>>>
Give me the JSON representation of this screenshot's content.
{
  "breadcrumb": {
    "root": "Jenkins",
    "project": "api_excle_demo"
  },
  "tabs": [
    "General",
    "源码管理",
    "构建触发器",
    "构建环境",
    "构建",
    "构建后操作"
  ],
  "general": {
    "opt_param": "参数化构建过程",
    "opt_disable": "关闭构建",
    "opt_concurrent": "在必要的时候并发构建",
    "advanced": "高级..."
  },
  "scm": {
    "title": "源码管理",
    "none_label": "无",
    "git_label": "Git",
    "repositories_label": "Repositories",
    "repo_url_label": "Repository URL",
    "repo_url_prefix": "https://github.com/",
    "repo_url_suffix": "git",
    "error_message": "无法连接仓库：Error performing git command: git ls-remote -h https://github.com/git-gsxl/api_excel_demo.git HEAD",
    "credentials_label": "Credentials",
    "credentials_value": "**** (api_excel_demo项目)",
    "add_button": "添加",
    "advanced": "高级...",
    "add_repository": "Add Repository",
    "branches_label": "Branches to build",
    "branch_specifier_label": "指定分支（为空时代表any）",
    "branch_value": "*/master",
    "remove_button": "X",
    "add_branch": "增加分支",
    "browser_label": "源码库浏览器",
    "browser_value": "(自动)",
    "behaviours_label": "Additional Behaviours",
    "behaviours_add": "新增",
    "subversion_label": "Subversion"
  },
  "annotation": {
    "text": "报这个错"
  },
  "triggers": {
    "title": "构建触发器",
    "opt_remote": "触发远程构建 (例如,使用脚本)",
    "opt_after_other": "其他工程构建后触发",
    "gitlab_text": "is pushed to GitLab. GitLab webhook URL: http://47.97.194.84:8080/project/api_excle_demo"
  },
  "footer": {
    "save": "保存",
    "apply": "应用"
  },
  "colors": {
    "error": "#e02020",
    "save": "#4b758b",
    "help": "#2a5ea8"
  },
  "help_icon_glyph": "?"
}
<<<
>>>
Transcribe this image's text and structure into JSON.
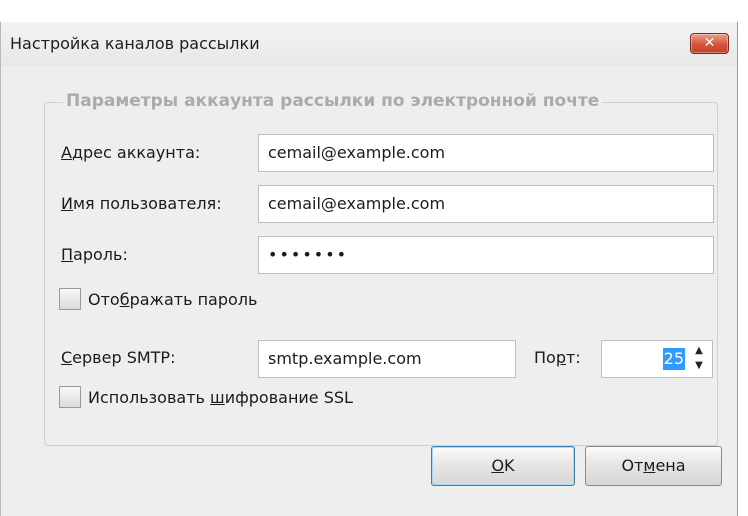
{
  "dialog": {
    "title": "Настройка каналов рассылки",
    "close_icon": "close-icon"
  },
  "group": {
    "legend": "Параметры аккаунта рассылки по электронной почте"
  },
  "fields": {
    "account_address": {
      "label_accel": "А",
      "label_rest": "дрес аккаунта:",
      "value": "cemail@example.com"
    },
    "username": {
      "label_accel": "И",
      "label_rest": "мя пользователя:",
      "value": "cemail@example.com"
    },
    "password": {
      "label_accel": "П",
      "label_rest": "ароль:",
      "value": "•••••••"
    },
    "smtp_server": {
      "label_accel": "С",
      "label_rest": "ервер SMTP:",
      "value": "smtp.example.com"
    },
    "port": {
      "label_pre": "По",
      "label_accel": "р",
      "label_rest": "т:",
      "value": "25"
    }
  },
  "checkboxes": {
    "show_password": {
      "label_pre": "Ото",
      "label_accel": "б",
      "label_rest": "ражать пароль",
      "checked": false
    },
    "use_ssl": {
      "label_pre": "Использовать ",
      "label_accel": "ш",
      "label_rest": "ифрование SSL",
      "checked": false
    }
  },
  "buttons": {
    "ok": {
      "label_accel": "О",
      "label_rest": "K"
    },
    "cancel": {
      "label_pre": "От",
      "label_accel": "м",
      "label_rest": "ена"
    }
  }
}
<<<
- [TASK STATEMENT]
State how many lines above include the word "аккаунта", and nothing more.

- [COMPLETE OUTPUT]
2